▸ Exercise: Go through the listing beneath and show each line containing the string "mRNA".

▸ Given data:
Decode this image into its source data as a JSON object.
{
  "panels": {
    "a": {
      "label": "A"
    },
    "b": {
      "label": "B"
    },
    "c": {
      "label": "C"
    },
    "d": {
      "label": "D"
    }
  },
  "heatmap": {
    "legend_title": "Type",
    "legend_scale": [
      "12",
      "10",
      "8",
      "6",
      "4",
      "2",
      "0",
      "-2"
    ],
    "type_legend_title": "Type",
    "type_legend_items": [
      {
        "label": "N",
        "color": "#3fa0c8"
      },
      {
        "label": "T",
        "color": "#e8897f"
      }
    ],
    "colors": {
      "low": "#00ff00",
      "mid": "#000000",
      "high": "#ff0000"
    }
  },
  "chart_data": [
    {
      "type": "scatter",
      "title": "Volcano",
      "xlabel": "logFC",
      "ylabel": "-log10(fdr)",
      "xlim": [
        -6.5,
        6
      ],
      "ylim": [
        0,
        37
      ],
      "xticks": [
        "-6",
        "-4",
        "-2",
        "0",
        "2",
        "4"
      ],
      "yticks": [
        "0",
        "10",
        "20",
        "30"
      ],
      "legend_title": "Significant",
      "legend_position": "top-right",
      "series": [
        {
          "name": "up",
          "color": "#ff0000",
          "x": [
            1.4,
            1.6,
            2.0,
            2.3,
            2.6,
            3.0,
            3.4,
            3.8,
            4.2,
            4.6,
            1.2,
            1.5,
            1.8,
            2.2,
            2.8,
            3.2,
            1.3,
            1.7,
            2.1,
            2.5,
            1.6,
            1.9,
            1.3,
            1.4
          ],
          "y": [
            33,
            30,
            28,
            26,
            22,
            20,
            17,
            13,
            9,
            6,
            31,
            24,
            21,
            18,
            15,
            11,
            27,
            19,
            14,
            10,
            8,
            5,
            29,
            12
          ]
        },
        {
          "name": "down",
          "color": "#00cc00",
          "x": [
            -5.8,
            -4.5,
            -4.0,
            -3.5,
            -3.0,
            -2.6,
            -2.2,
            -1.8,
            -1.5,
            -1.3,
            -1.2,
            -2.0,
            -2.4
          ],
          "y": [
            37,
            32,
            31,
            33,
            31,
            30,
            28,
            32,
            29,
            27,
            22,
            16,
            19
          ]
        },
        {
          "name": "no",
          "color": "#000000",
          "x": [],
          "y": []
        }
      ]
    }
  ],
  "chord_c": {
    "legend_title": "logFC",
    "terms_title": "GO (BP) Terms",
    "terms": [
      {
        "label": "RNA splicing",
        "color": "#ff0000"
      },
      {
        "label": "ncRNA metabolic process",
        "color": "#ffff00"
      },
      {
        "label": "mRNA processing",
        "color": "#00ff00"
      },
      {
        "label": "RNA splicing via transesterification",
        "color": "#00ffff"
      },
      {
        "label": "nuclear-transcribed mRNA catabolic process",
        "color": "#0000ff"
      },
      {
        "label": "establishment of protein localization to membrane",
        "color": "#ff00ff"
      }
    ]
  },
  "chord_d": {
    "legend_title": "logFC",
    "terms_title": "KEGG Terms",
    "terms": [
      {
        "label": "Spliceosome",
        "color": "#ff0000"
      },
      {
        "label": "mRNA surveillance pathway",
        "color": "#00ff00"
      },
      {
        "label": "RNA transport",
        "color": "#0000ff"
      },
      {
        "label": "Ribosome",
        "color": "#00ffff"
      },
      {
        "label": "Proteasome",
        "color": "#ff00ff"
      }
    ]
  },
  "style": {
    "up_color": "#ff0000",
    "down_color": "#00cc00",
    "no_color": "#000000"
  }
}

▸ Exercise answer:
        "label": "mRNA processing",
        "label": "nuclear-transcribed mRNA catabolic process",
        "label": "mRNA surveillance pathway",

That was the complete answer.